* What you are asked to do *
Could you print all the entries exactly?

* Provided material *
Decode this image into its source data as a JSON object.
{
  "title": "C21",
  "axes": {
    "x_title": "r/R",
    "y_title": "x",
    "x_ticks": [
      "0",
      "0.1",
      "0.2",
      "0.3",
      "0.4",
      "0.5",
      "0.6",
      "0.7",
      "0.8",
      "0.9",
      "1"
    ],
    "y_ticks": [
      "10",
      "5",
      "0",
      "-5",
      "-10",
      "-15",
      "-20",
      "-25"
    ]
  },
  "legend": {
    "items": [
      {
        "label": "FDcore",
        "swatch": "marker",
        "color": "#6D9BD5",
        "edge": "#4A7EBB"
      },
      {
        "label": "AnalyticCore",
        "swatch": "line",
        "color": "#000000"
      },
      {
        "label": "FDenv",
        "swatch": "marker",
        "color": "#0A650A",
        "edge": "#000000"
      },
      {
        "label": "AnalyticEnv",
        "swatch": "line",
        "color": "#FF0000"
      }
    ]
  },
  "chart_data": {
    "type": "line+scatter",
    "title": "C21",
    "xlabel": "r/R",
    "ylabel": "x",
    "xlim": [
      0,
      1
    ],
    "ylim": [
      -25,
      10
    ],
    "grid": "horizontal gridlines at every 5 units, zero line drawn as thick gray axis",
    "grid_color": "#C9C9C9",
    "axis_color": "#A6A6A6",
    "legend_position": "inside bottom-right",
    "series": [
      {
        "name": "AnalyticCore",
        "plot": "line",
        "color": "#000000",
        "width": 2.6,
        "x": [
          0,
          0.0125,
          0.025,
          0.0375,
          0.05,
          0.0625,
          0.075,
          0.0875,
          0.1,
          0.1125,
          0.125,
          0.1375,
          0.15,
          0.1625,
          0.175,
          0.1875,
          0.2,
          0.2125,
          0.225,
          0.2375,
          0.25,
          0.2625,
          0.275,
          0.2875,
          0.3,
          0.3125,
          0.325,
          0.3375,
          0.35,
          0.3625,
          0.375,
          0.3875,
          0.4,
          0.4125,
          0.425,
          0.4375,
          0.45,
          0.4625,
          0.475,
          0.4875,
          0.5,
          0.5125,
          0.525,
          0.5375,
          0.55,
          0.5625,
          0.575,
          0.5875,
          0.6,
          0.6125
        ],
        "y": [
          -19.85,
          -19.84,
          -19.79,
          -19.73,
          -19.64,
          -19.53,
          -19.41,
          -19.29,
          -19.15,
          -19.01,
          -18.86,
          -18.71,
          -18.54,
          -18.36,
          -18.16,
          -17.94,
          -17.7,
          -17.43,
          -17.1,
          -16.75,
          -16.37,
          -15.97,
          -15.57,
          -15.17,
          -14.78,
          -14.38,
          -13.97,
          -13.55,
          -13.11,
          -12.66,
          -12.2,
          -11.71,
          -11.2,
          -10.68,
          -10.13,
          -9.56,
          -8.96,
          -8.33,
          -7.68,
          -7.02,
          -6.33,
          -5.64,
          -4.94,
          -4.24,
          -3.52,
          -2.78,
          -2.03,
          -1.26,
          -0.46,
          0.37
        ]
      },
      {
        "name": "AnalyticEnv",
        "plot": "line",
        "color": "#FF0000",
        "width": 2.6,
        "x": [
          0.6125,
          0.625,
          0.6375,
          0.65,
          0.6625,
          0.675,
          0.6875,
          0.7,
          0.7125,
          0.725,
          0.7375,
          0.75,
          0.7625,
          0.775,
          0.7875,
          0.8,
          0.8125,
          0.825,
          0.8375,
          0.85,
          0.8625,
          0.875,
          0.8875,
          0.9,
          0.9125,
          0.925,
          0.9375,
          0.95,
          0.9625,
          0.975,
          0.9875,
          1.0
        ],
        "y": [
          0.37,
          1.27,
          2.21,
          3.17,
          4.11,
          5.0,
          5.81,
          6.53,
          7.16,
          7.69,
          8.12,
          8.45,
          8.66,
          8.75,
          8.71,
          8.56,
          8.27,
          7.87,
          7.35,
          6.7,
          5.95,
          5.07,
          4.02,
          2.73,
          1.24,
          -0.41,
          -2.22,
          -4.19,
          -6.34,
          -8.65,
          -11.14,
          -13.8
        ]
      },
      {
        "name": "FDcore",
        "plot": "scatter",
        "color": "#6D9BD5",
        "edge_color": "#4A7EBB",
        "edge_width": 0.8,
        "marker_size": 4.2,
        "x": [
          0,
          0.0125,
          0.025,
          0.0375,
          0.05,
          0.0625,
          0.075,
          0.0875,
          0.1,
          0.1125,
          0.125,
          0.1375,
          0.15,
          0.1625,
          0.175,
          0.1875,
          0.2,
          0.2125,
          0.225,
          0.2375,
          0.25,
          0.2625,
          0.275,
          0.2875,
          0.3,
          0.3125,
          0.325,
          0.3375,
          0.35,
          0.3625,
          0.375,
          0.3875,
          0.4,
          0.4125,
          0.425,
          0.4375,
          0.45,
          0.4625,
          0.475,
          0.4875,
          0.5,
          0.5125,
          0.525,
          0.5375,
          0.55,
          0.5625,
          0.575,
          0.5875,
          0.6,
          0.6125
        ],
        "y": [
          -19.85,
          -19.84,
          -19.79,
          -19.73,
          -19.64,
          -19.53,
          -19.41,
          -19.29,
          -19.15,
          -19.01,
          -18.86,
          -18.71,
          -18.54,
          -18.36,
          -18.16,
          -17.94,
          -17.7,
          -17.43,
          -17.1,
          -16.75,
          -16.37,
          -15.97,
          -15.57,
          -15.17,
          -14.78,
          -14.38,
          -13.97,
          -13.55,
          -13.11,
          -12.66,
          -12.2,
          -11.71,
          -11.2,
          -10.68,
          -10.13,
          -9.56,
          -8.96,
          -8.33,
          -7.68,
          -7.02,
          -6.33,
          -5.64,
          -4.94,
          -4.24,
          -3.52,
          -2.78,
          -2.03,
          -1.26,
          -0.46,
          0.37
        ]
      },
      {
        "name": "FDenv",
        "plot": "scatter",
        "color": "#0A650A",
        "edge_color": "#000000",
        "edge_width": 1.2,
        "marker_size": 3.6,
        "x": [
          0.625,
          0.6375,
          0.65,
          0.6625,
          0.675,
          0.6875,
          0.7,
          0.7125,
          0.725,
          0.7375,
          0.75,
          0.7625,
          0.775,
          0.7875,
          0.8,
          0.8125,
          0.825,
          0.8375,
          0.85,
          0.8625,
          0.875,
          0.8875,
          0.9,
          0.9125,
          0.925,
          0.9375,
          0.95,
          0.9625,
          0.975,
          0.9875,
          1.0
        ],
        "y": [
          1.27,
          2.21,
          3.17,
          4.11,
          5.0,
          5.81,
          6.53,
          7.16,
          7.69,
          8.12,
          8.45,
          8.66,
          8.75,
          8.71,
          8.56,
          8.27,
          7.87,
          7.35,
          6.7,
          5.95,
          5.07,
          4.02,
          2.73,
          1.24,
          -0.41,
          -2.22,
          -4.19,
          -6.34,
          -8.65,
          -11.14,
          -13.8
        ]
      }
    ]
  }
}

* Problem solution *
Decode this image into its source data as a JSON object.
{
  "title": "C21",
  "axes": {
    "x_title": "r/R",
    "y_title": "x",
    "x_ticks": [
      "0",
      "0.1",
      "0.2",
      "0.3",
      "0.4",
      "0.5",
      "0.6",
      "0.7",
      "0.8",
      "0.9",
      "1"
    ],
    "y_ticks": [
      "10",
      "5",
      "0",
      "-5",
      "-10",
      "-15",
      "-20",
      "-25"
    ]
  },
  "legend": {
    "items": [
      {
        "label": "FDcore",
        "swatch": "marker",
        "color": "#6D9BD5",
        "edge": "#4A7EBB"
      },
      {
        "label": "AnalyticCore",
        "swatch": "line",
        "color": "#000000"
      },
      {
        "label": "FDenv",
        "swatch": "marker",
        "color": "#0A650A",
        "edge": "#000000"
      },
      {
        "label": "AnalyticEnv",
        "swatch": "line",
        "color": "#FF0000"
      }
    ]
  },
  "chart_data": {
    "type": "line+scatter",
    "title": "C21",
    "xlabel": "r/R",
    "ylabel": "x",
    "xlim": [
      0,
      1
    ],
    "ylim": [
      -25,
      10
    ],
    "grid": "horizontal gridlines at every 5 units, zero line drawn as thick gray axis",
    "grid_color": "#C9C9C9",
    "axis_color": "#A6A6A6",
    "legend_position": "inside bottom-right",
    "series": [
      {
        "name": "AnalyticCore",
        "plot": "line",
        "color": "#000000",
        "width": 2.6,
        "x": [
          0,
          0.0125,
          0.025,
          0.0375,
          0.05,
          0.0625,
          0.075,
          0.0875,
          0.1,
          0.1125,
          0.125,
          0.1375,
          0.15,
          0.1625,
          0.175,
          0.1875,
          0.2,
          0.2125,
          0.225,
          0.2375,
          0.25,
          0.2625,
          0.275,
          0.2875,
          0.3,
          0.3125,
          0.325,
          0.3375,
          0.35,
          0.3625,
          0.375,
          0.3875,
          0.4,
          0.4125,
          0.425,
          0.4375,
          0.45,
          0.4625,
          0.475,
          0.4875,
          0.5,
          0.5125,
          0.525,
          0.5375,
          0.55,
          0.5625,
          0.575,
          0.5875,
          0.6,
          0.6125
        ],
        "y": [
          -19.85,
          -19.84,
          -19.79,
          -19.73,
          -19.64,
          -19.53,
          -19.41,
          -19.29,
          -19.15,
          -19.01,
          -18.86,
          -18.71,
          -18.54,
          -18.36,
          -18.16,
          -17.94,
          -17.7,
          -17.43,
          -17.1,
          -16.75,
          -16.37,
          -15.97,
          -15.57,
          -15.17,
          -14.78,
          -14.38,
          -13.97,
          -13.55,
          -13.11,
          -12.66,
          -12.2,
          -11.71,
          -11.2,
          -10.68,
          -10.13,
          -9.56,
          -8.96,
          -8.33,
          -7.68,
          -7.02,
          -6.33,
          -5.64,
          -4.94,
          -4.24,
          -3.52,
          -2.78,
          -2.03,
          -1.26,
          -0.46,
          0.37
        ]
      },
      {
        "name": "AnalyticEnv",
        "plot": "line",
        "color": "#FF0000",
        "width": 2.6,
        "x": [
          0.6125,
          0.625,
          0.6375,
          0.65,
          0.6625,
          0.675,
          0.6875,
          0.7,
          0.7125,
          0.725,
          0.7375,
          0.75,
          0.7625,
          0.775,
          0.7875,
          0.8,
          0.8125,
          0.825,
          0.8375,
          0.85,
          0.8625,
          0.875,
          0.8875,
          0.9,
          0.9125,
          0.925,
          0.9375,
          0.95,
          0.9625,
          0.975,
          0.9875,
          1.0
        ],
        "y": [
          0.37,
          1.27,
          2.21,
          3.17,
          4.11,
          5.0,
          5.81,
          6.53,
          7.16,
          7.69,
          8.12,
          8.45,
          8.66,
          8.75,
          8.71,
          8.56,
          8.27,
          7.87,
          7.35,
          6.7,
          5.95,
          5.07,
          4.02,
          2.73,
          1.24,
          -0.41,
          -2.22,
          -4.19,
          -6.34,
          -8.65,
          -11.14,
          -13.8
        ]
      },
      {
        "name": "FDcore",
        "plot": "scatter",
        "color": "#6D9BD5",
        "edge_color": "#4A7EBB",
        "edge_width": 0.8,
        "marker_size": 4.2,
        "x": [
          0,
          0.0125,
          0.025,
          0.0375,
          0.05,
          0.0625,
          0.075,
          0.0875,
          0.1,
          0.1125,
          0.125,
          0.1375,
          0.15,
          0.1625,
          0.175,
          0.1875,
          0.2,
          0.2125,
          0.225,
          0.2375,
          0.25,
          0.2625,
          0.275,
          0.2875,
          0.3,
          0.3125,
          0.325,
          0.3375,
          0.35,
          0.3625,
          0.375,
          0.3875,
          0.4,
          0.4125,
          0.425,
          0.4375,
          0.45,
          0.4625,
          0.475,
          0.4875,
          0.5,
          0.5125,
          0.525,
          0.5375,
          0.55,
          0.5625,
          0.575,
          0.5875,
          0.6,
          0.6125
        ],
        "y": [
          -19.85,
          -19.84,
          -19.79,
          -19.73,
          -19.64,
          -19.53,
          -19.41,
          -19.29,
          -19.15,
          -19.01,
          -18.86,
          -18.71,
          -18.54,
          -18.36,
          -18.16,
          -17.94,
          -17.7,
          -17.43,
          -17.1,
          -16.75,
          -16.37,
          -15.97,
          -15.57,
          -15.17,
          -14.78,
          -14.38,
          -13.97,
          -13.55,
          -13.11,
          -12.66,
          -12.2,
          -11.71,
          -11.2,
          -10.68,
          -10.13,
          -9.56,
          -8.96,
          -8.33,
          -7.68,
          -7.02,
          -6.33,
          -5.64,
          -4.94,
          -4.24,
          -3.52,
          -2.78,
          -2.03,
          -1.26,
          -0.46,
          0.37
        ]
      },
      {
        "name": "FDenv",
        "plot": "scatter",
        "color": "#0A650A",
        "edge_color": "#000000",
        "edge_width": 1.2,
        "marker_size": 3.6,
        "x": [
          0.625,
          0.6375,
          0.65,
          0.6625,
          0.675,
          0.6875,
          0.7,
          0.7125,
          0.725,
          0.7375,
          0.75,
          0.7625,
          0.775,
          0.7875,
          0.8,
          0.8125,
          0.825,
          0.8375,
          0.85,
          0.8625,
          0.875,
          0.8875,
          0.9,
          0.9125,
          0.925,
          0.9375,
          0.95,
          0.9625,
          0.975,
          0.9875,
          1.0
        ],
        "y": [
          1.27,
          2.21,
          3.17,
          4.11,
          5.0,
          5.81,
          6.53,
          7.16,
          7.69,
          8.12,
          8.45,
          8.66,
          8.75,
          8.71,
          8.56,
          8.27,
          7.87,
          7.35,
          6.7,
          5.95,
          5.07,
          4.02,
          2.73,
          1.24,
          -0.41,
          -2.22,
          -4.19,
          -6.34,
          -8.65,
          -11.14,
          -13.8
        ]
      }
    ]
  }
}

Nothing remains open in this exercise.